Without including any pictures, write out the listing below exactly.

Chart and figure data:
>> start

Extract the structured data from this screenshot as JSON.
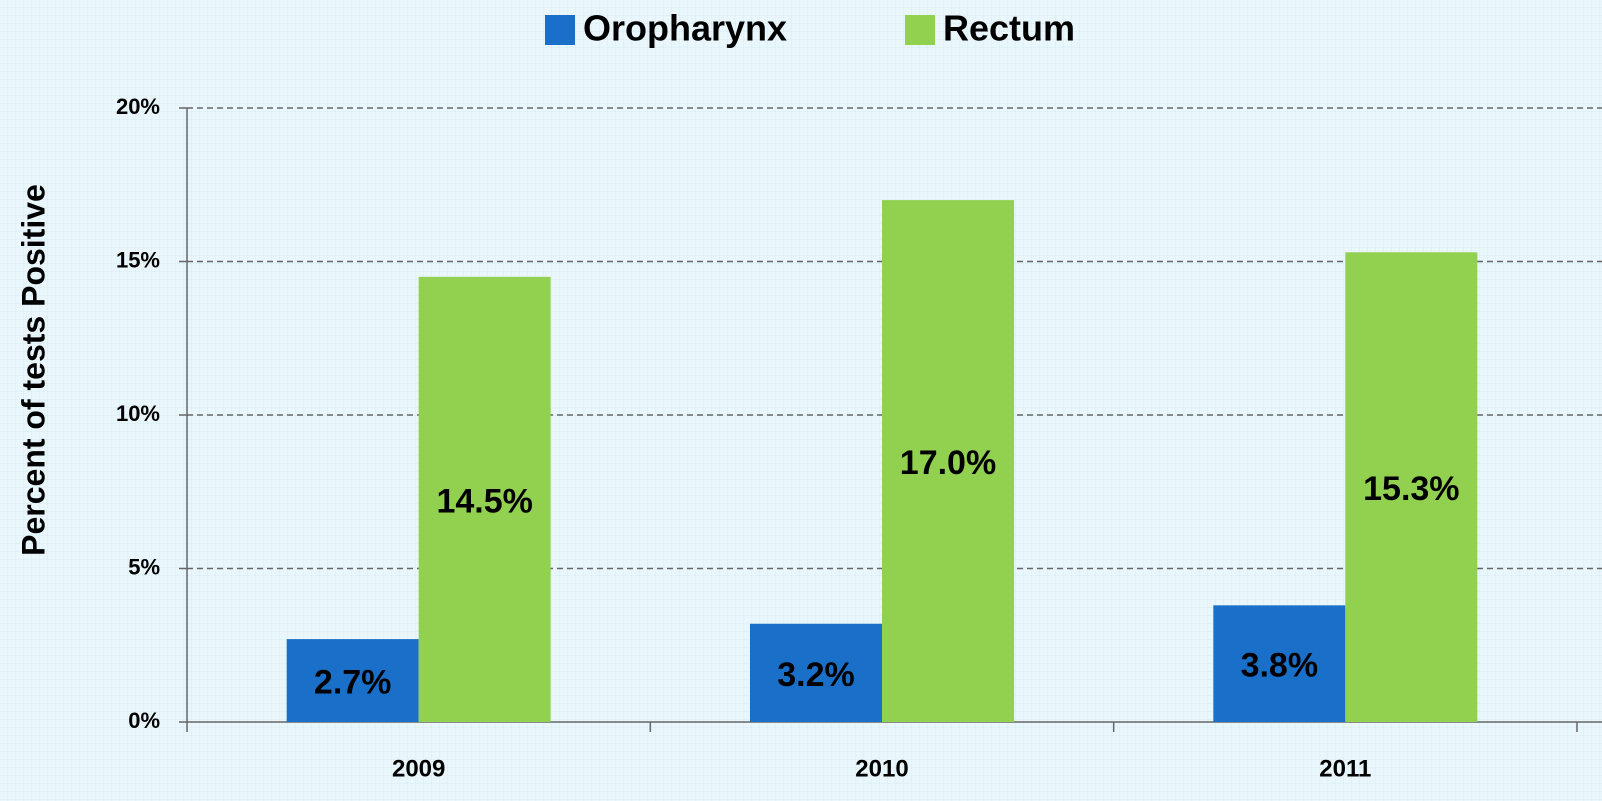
{
  "chart_data": {
    "type": "bar",
    "y_axis_label": "Percent of tests Positive",
    "categories": [
      "2009",
      "2010",
      "2011"
    ],
    "series": [
      {
        "name": "Oropharynx",
        "color": "#1a70c8",
        "values": [
          2.7,
          3.2,
          3.8
        ],
        "value_labels": [
          "2.7%",
          "3.2%",
          "3.8%"
        ]
      },
      {
        "name": "Rectum",
        "color": "#92d050",
        "values": [
          14.5,
          17.0,
          15.3
        ],
        "value_labels": [
          "14.5%",
          "17.0%",
          "15.3%"
        ]
      }
    ],
    "ylim": [
      0,
      20
    ],
    "yticks": [
      {
        "value": 0,
        "label": "0%"
      },
      {
        "value": 5,
        "label": "5%"
      },
      {
        "value": 10,
        "label": "10%"
      },
      {
        "value": 15,
        "label": "15%"
      },
      {
        "value": 20,
        "label": "20%"
      }
    ],
    "grid": true,
    "legend": "top"
  }
}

>> end

§ **EXERCISE SOLUTION**
Extract the structured data from this screenshot as JSON.
{
  "chart_data": {
    "type": "bar",
    "y_axis_label": "Percent of tests Positive",
    "categories": [
      "2009",
      "2010",
      "2011"
    ],
    "series": [
      {
        "name": "Oropharynx",
        "color": "#1a70c8",
        "values": [
          2.7,
          3.2,
          3.8
        ],
        "value_labels": [
          "2.7%",
          "3.2%",
          "3.8%"
        ]
      },
      {
        "name": "Rectum",
        "color": "#92d050",
        "values": [
          14.5,
          17.0,
          15.3
        ],
        "value_labels": [
          "14.5%",
          "17.0%",
          "15.3%"
        ]
      }
    ],
    "ylim": [
      0,
      20
    ],
    "yticks": [
      {
        "value": 0,
        "label": "0%"
      },
      {
        "value": 5,
        "label": "5%"
      },
      {
        "value": 10,
        "label": "10%"
      },
      {
        "value": 15,
        "label": "15%"
      },
      {
        "value": 20,
        "label": "20%"
      }
    ],
    "grid": true,
    "legend": "top"
  }
}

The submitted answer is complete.